>> BEGIN PASSAGE PROVIDED
Making the most out of Docker

3 minute read

Some options that might increase performance, some that don’t.

Network

Containers get connected to a bridge network by default. A software bridge that allows communication between containers running on the same host & bridge. We can also create and use custom bridges, to create isolated groups of containers. To allow connections from outside, we must map the host’s ports to a container’s with -p (publish e.g. -p 3306:3306) This is easy and flexible, but it makes Docker start an additional process (docker-proxy), which can use a non-trivial amount of CPU.

What’s the alternative? Consider using --net=host, which connects the container network directly the host. In my experience, a considerable boost can be gained, specially when there are multiple connections.

The downside of this is that we run the risk of inadvertently exposing ports to the outside world. Moreover, changing service ports is, yet again, a hassle. We’ll need to deal with configuration settings inside the container.

How much more we can get out of Docker? I ran a sysbench OLTP read+write test with 8 threads on MariaDB 10.3.12 to see.
>> END PASSAGE PROVIDED
>> BEGIN TASK INPUT
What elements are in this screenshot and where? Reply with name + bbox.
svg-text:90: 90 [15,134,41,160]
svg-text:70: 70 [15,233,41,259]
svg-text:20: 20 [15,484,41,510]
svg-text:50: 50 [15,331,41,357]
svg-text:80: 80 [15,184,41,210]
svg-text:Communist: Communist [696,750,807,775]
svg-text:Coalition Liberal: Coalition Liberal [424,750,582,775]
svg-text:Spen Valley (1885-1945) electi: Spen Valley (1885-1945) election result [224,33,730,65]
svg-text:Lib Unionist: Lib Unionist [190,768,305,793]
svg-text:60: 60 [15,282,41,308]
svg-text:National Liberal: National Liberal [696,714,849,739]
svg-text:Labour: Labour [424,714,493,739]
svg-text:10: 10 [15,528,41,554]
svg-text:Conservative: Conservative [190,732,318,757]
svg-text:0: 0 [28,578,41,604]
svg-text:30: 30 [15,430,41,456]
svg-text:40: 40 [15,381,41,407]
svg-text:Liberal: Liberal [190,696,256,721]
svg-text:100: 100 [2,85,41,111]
>> END TASK INPUT
** AIM 1 **
Please change every "svg-text" in the listing to "chart-text" and leave everything else untouched.
** AIM 2 **
Carry the piece on Docker performance forward from its final sentence.

** TASK ANSWER 1 **
What elements are in this screenshot and where? Reply with name + bbox.
chart-text:90: 90 [15,134,41,160]
chart-text:70: 70 [15,233,41,259]
chart-text:20: 20 [15,484,41,510]
chart-text:50: 50 [15,331,41,357]
chart-text:80: 80 [15,184,41,210]
chart-text:Communist: Communist [696,750,807,775]
chart-text:Coalition Liberal: Coalition Liberal [424,750,582,775]
chart-text:Spen Valley (1885-1945) electi: Spen Valley (1885-1945) election result [224,33,730,65]
chart-text:Lib Unionist: Lib Unionist [190,768,305,793]
chart-text:60: 60 [15,282,41,308]
chart-text:National Liberal: National Liberal [696,714,849,739]
chart-text:Labour: Labour [424,714,493,739]
chart-text:10: 10 [15,528,41,554]
chart-text:Conservative: Conservative [190,732,318,757]
chart-text:0: 0 [28,578,41,604]
chart-text:30: 30 [15,430,41,456]
chart-text:40: 40 [15,381,41,407]
chart-text:Liberal: Liberal [190,696,256,721]
chart-text:100: 100 [2,85,41,111]

** TASK ANSWER 2 **
Network Types

In my test, host network means about a 37% TPS increase. I’ll let you decide if that is worth letting go of port mapping.

Storage

Containers are made up of several layers, the top one is the only one that can be written into. Once a container is stopped and removed, this layer is lost. The layers are managed by one of Docker’s storage drivers, which does copy-on-write. Docker’s documentation states that this feature reduces performance.

To provide permanent storage we can use volumes and bind mounts. Volumes are managed by Docker itself, whereas bind mounts provide a way to map directory or file between the host and the container. In theory, these methods should be more efficient because they bypass Docker’s storage driver.

I was curious about a case in which I had to write lots of data but I didn’t need persistence. The best solution would have been to a tmpfs mount, being memory storage, it’s the fastest. But we don’t always have enough memory. What’s the best other alternative?

I tested random write speed with fio on an EC2 host with an io1 1000 IOPS volume.

Random write speeds

As you can see, the mount option really makes no difference for write speeds.

To put things into perspective I repeated the test with a tmpfs mount. I had to use a log scale to even see the slower options.

Random write speeds

Use Limits

Containers, by default, don’t have any limits. Any of them can hoard all the host system’s resources. This may be well and fine for development, but a potential disaster for production.

Thus, a final recommendation: set limits for production containers. At the very least a memory limit. To avoid swapping and containers getting killed by out of memory errors. We can also set limits for CPU and disk I/O.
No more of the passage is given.